WRITTEN EXERCISE: Wherever the string "pate" appears in the listing, copy that line.

** start **

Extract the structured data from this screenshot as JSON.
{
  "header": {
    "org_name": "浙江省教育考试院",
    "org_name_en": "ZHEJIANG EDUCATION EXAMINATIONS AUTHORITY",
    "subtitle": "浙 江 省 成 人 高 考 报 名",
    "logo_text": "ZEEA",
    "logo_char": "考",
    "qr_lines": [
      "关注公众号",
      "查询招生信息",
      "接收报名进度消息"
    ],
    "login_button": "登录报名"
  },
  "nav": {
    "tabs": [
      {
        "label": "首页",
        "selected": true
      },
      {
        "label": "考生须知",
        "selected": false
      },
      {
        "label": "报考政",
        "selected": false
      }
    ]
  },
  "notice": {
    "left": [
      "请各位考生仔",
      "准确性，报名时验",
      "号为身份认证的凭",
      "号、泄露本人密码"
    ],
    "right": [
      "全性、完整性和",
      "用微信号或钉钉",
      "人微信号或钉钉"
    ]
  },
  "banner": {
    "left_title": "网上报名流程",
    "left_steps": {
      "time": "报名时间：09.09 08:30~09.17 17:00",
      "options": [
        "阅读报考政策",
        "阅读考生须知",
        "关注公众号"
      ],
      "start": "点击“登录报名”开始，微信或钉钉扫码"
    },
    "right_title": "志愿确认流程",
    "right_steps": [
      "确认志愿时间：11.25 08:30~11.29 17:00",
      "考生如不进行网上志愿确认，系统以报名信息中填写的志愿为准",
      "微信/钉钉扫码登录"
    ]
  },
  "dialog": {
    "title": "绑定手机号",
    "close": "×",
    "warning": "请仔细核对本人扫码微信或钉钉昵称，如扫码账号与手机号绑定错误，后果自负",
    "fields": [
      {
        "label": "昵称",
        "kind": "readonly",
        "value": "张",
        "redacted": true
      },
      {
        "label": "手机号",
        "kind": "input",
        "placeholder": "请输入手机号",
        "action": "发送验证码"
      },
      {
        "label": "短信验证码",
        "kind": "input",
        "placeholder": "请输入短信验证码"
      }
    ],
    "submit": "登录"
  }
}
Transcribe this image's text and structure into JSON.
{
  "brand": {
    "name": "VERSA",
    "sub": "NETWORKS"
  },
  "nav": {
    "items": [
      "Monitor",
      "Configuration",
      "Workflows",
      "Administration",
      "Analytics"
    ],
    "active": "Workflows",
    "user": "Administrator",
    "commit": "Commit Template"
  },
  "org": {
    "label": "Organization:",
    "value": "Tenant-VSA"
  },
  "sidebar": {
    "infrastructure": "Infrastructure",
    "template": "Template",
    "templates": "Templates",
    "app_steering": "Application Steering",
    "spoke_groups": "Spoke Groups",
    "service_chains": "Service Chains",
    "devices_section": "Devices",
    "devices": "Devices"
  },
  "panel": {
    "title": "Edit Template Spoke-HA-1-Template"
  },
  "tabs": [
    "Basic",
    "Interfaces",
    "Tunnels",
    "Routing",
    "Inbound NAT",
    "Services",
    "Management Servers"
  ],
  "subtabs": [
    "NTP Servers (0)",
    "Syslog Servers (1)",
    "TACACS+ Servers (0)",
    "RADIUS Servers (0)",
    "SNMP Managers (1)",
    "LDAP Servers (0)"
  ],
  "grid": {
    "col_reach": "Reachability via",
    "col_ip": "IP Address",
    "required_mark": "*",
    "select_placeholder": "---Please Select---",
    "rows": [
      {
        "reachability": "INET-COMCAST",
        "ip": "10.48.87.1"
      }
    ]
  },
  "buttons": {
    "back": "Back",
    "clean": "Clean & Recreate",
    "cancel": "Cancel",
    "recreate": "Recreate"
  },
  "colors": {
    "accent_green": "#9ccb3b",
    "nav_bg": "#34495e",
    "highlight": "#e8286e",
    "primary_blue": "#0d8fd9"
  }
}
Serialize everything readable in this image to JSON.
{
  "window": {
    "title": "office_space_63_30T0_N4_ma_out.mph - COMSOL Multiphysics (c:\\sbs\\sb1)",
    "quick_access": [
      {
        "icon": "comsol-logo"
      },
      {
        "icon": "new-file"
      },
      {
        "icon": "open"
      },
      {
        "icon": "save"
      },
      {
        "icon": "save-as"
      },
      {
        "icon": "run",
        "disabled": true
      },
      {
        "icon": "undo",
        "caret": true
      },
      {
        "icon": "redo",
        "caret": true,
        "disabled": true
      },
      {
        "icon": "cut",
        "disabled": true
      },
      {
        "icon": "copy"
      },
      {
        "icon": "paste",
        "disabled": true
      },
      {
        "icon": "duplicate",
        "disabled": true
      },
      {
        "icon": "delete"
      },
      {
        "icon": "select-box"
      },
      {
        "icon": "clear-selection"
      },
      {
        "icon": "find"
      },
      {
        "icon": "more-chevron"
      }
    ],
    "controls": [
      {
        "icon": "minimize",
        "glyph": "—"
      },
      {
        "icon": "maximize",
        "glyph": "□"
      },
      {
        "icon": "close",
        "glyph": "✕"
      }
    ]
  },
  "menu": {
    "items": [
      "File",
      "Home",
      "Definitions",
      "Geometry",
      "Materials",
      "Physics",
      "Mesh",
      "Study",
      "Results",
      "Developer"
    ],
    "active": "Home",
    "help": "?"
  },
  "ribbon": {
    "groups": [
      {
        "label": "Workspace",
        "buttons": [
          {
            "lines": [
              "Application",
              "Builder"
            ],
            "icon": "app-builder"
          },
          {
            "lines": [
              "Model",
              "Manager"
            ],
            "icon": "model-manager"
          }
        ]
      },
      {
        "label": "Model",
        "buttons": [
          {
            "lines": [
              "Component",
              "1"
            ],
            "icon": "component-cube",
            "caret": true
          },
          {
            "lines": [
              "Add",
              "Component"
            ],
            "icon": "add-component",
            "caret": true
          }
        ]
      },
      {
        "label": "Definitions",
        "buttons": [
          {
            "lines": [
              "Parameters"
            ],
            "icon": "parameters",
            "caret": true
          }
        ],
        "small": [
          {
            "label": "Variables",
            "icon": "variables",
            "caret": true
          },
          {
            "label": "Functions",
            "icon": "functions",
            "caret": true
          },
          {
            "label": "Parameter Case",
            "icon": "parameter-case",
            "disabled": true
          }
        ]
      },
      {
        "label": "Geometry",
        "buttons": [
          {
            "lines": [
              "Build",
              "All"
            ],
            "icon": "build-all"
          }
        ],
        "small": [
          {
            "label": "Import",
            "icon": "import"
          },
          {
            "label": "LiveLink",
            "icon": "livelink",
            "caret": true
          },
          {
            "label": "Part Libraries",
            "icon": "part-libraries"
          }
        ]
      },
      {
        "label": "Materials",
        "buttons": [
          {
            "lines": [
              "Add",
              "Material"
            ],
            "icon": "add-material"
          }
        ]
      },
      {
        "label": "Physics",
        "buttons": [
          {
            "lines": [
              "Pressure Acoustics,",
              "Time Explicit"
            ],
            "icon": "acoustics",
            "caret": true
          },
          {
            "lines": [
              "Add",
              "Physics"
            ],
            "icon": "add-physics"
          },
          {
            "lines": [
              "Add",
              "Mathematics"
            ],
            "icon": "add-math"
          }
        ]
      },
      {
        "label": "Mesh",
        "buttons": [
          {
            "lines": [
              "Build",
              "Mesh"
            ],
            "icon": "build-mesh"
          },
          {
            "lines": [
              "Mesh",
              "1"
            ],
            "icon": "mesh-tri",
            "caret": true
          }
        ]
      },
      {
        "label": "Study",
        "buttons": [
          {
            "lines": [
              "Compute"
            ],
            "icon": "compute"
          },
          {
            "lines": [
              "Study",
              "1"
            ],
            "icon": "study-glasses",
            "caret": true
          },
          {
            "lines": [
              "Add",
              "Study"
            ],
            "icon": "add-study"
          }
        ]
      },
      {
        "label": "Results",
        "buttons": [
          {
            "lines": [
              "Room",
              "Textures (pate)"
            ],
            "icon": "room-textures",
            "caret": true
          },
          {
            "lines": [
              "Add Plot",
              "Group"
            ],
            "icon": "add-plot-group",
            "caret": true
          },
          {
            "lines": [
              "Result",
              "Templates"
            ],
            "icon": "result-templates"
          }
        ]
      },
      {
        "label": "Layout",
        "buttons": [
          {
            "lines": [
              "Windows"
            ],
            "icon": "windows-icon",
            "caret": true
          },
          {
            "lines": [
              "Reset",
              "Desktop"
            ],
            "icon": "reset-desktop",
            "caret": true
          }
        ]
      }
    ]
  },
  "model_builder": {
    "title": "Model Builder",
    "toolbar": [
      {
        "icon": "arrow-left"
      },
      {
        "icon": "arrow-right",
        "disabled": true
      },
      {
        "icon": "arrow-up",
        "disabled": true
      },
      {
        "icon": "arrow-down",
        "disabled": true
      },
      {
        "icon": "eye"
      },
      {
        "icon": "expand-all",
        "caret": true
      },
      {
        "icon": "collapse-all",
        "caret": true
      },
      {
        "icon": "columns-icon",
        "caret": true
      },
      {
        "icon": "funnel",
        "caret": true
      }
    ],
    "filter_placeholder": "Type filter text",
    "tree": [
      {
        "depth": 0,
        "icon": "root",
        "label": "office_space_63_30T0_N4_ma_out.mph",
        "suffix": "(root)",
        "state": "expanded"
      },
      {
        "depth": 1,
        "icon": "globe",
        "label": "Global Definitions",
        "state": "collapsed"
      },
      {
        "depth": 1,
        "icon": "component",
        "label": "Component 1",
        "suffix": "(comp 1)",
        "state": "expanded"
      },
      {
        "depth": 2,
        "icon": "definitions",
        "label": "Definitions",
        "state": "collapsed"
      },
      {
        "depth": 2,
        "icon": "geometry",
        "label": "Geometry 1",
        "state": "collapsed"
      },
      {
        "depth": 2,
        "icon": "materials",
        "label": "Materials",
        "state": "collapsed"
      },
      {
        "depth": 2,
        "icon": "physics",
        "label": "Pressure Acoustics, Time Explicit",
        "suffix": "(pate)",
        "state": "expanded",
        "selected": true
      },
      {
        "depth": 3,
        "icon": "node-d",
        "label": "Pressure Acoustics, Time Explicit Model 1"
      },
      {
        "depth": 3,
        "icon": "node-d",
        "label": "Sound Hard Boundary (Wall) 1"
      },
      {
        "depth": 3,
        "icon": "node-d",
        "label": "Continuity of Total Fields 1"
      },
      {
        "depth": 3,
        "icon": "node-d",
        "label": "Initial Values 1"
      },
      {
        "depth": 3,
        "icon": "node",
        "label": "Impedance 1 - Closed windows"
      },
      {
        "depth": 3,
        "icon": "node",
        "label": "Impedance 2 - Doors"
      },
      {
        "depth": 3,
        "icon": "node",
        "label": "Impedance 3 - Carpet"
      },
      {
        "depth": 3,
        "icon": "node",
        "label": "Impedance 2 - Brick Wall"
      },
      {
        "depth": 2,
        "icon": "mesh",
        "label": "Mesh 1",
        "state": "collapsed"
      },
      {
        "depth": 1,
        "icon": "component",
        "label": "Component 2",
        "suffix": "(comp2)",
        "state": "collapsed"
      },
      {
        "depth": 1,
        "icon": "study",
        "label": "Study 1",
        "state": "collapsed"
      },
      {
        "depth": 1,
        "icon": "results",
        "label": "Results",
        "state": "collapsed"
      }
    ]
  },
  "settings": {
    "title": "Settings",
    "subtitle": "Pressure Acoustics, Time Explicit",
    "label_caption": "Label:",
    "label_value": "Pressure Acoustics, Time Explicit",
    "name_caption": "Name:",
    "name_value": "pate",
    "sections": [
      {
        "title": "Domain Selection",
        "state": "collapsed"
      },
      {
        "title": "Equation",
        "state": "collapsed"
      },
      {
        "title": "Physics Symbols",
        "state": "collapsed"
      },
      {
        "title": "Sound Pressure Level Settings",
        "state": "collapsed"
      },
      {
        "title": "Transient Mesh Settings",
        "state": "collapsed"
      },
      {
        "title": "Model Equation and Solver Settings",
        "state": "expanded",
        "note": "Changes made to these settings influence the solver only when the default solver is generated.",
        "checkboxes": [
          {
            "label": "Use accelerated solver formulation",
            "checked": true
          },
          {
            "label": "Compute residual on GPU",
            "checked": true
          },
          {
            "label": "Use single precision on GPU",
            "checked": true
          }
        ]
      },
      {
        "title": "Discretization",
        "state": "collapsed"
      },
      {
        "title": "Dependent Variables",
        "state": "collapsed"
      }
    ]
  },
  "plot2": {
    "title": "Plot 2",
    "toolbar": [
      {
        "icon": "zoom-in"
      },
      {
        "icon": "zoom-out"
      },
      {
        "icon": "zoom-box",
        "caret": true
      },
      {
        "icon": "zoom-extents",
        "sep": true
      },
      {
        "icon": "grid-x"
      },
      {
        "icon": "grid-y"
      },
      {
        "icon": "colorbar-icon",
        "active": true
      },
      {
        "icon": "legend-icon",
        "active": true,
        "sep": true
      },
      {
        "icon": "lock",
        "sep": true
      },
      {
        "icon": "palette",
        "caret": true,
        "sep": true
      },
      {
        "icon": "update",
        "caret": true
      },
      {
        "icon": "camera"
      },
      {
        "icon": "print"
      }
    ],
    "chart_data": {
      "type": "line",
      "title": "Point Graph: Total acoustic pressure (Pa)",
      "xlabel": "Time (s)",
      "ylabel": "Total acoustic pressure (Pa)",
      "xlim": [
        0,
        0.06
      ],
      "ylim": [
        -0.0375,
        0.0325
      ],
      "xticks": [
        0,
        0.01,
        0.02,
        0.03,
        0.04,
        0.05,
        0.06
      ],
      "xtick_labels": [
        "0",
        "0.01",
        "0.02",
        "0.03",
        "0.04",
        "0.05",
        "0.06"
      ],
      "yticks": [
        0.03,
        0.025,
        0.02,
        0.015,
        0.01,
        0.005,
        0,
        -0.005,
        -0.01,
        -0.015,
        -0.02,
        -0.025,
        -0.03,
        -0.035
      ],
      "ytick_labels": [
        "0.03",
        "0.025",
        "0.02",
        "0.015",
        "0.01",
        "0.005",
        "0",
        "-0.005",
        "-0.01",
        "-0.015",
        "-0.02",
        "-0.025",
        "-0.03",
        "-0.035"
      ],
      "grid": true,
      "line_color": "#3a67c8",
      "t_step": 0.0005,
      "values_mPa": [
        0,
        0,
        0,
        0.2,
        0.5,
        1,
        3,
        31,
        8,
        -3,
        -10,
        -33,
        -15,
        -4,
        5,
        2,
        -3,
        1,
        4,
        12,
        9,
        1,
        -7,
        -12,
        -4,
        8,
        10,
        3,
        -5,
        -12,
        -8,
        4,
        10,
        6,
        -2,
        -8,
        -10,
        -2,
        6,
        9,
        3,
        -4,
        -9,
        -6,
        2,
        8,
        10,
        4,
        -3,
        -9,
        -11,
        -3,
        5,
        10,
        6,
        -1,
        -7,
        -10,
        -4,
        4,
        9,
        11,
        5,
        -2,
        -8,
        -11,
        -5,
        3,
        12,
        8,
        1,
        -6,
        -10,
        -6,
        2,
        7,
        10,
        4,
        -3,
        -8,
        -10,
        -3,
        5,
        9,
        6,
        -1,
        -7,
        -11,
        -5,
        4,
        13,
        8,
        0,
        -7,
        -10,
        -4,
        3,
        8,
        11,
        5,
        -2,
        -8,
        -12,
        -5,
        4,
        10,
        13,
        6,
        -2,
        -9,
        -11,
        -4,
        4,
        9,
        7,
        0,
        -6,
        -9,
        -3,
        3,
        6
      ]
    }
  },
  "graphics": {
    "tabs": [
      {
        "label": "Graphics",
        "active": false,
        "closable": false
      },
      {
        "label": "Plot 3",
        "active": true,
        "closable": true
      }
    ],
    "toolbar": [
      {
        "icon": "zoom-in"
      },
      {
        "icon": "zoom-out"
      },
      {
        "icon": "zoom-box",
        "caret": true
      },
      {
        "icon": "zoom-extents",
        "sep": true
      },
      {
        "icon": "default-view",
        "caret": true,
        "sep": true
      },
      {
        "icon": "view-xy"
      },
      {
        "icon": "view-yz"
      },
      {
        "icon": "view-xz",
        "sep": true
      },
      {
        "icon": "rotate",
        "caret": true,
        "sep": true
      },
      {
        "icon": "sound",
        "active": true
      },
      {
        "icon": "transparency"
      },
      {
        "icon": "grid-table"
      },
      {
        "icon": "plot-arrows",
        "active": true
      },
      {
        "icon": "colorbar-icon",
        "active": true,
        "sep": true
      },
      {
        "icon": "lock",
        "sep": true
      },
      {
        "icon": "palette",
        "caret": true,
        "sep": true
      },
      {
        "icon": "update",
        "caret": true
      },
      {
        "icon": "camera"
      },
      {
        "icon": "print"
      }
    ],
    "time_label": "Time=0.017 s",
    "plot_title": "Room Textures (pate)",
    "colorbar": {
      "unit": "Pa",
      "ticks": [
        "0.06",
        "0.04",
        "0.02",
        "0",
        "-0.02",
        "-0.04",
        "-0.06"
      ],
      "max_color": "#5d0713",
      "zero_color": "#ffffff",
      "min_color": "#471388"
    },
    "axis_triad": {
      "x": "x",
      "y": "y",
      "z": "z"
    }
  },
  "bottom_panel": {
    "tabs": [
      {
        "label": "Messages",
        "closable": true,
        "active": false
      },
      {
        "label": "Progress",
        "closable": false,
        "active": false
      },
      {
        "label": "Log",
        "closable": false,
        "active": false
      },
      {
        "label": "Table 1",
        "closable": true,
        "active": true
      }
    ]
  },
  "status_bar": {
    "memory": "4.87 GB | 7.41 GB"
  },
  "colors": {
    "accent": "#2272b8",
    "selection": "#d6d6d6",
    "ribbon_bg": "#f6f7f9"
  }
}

** end **

RESULT OF THE TASK:
              "Textures (pate)"
        "suffix": "(pate)",
    "name_value": "pate",
    "plot_title": "Room Textures (pate)",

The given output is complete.